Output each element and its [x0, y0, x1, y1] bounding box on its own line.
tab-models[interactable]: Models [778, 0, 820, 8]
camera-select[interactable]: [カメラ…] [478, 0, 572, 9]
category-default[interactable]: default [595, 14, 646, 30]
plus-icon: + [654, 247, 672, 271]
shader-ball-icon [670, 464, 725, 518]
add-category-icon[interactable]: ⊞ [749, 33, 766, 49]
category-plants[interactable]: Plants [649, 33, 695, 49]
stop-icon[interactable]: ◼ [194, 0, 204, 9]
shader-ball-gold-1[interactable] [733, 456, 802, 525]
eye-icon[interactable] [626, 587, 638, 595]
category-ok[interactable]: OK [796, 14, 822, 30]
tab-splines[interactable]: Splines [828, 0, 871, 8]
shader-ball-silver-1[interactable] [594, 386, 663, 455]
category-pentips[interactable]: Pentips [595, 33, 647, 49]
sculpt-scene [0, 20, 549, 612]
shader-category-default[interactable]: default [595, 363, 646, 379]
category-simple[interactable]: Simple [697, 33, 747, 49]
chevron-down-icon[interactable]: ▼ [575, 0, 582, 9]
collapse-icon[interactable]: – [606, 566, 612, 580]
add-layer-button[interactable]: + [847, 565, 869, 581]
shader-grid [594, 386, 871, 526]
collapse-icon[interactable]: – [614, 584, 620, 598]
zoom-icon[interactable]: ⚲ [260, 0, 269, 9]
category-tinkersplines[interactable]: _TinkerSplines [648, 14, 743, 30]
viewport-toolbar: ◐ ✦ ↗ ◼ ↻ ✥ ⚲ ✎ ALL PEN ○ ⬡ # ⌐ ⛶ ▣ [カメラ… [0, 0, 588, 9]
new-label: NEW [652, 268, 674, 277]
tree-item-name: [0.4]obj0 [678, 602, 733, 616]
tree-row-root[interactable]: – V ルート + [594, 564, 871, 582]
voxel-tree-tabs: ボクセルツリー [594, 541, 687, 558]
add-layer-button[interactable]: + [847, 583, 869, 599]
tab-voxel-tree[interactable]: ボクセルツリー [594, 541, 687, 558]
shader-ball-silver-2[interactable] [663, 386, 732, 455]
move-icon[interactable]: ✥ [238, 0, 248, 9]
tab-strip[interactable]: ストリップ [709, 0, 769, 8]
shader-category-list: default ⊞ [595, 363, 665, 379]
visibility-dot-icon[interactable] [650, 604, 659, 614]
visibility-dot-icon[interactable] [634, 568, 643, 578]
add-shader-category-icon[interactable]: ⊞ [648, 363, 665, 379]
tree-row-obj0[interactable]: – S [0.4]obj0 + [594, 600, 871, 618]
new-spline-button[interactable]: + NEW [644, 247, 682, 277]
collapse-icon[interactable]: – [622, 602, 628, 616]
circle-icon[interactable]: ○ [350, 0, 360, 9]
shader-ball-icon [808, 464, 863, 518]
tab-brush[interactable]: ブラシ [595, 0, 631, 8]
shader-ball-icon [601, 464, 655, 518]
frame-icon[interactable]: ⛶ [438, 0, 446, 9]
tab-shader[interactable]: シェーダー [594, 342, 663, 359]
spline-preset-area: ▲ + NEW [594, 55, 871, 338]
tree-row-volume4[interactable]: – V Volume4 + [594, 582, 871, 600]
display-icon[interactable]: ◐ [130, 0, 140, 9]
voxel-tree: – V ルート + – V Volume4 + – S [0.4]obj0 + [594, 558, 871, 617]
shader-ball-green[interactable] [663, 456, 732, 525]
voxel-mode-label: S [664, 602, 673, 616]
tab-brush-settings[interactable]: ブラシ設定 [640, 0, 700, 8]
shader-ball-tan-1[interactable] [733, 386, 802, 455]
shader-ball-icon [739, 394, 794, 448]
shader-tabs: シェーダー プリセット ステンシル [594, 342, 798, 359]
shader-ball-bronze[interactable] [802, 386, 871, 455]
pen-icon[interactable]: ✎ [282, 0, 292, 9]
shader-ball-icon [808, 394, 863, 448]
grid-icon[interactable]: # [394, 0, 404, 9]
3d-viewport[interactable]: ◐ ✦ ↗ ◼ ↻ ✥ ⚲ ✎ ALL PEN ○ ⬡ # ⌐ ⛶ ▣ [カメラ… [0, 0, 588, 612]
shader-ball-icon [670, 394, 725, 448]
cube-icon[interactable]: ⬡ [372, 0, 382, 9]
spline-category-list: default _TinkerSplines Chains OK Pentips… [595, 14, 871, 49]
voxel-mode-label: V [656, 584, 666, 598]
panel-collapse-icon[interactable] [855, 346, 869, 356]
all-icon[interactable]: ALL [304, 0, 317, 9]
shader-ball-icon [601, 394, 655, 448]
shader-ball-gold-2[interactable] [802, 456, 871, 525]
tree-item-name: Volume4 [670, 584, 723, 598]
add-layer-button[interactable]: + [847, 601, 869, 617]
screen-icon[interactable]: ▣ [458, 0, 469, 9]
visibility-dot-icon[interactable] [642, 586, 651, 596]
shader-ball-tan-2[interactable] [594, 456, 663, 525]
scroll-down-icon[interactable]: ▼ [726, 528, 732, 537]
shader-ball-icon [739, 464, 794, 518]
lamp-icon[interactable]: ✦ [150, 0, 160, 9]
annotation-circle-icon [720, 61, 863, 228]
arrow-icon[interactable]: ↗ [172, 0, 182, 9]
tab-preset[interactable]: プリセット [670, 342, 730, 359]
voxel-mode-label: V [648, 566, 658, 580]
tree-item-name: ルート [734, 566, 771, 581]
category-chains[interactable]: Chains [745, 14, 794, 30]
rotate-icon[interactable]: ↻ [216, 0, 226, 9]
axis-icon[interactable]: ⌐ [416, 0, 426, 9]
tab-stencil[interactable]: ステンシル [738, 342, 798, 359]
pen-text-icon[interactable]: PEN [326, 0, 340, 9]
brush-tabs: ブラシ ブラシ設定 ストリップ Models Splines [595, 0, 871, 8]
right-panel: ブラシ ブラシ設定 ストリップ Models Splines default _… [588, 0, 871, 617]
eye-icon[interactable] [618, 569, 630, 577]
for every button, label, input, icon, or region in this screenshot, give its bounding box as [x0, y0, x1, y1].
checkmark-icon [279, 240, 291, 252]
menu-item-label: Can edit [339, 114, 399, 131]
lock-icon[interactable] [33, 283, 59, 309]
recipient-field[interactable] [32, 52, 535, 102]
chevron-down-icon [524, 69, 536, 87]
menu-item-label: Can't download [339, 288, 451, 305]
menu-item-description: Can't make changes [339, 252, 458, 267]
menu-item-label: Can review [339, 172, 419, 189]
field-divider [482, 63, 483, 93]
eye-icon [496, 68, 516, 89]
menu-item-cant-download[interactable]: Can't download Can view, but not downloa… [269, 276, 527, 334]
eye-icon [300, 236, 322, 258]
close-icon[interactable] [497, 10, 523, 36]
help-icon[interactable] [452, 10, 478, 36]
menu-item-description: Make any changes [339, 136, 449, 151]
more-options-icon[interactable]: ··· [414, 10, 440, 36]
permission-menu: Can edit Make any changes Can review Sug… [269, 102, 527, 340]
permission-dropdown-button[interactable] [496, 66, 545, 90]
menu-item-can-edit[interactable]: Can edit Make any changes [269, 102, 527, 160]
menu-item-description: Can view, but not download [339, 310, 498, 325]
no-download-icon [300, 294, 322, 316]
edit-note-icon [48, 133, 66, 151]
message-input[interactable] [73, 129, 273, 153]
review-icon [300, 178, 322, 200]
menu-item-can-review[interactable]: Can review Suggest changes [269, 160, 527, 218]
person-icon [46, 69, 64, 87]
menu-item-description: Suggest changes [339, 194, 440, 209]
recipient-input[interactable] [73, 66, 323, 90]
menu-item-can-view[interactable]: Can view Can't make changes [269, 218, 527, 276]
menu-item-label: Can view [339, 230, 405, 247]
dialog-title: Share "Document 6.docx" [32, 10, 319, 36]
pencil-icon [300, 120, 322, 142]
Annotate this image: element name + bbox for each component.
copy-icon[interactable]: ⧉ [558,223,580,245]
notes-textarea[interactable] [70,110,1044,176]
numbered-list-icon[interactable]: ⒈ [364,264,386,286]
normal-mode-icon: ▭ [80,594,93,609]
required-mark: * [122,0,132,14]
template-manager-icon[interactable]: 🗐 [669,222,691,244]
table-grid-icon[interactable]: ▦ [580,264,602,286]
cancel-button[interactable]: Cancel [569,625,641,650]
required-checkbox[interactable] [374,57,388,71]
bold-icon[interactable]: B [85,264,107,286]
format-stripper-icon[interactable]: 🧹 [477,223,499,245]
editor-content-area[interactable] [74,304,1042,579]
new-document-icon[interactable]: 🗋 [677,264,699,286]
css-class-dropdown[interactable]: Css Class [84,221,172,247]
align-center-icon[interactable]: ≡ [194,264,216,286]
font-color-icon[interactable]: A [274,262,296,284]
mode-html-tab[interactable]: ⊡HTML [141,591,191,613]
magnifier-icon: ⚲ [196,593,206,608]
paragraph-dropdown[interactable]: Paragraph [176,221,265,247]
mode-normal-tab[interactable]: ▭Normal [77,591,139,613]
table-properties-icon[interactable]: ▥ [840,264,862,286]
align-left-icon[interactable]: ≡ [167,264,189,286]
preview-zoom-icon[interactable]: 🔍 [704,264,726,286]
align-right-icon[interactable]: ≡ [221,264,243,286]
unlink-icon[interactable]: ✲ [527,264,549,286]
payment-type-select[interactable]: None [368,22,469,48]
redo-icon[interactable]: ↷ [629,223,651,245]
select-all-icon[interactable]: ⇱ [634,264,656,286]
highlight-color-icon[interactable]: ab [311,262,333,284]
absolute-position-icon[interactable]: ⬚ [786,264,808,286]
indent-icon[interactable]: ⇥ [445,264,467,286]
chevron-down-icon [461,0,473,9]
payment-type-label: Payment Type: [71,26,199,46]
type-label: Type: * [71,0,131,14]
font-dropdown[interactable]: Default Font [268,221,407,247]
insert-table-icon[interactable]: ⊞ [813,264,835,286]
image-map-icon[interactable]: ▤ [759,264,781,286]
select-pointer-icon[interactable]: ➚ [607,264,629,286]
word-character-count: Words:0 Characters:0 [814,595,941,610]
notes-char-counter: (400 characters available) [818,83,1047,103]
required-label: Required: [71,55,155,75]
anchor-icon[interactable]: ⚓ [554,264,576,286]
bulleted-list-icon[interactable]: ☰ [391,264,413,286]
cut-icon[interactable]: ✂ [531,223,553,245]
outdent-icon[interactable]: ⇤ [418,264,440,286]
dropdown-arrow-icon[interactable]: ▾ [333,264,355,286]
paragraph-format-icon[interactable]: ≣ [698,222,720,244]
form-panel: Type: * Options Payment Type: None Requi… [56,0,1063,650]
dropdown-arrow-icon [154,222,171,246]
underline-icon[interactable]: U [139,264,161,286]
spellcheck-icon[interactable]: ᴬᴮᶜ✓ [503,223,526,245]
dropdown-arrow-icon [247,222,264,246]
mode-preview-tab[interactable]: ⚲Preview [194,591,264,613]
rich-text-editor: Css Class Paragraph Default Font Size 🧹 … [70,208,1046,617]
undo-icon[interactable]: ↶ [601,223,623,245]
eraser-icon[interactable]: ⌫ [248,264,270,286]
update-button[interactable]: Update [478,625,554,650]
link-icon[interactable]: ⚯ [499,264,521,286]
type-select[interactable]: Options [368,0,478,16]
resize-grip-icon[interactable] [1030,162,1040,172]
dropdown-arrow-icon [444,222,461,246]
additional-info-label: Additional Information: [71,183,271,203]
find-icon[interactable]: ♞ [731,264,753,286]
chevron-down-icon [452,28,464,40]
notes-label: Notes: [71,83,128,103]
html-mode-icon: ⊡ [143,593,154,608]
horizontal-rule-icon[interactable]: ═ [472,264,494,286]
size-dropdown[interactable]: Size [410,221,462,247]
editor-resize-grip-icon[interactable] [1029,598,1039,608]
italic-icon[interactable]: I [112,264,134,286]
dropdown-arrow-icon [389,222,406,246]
----
> **EXERCISE AIM**
Copy the records from the start through the line containing "category-default[interactable]: default [595, 14, 646, 30]", swapping "bounding box" for "frame" and keeping everything else the same.

> **EXERCISE ANSWER**
Output each element and its [x0, y0, x1, y1] frame on its own line.
tab-models[interactable]: Models [778, 0, 820, 8]
camera-select[interactable]: [カメラ…] [478, 0, 572, 9]
category-default[interactable]: default [595, 14, 646, 30]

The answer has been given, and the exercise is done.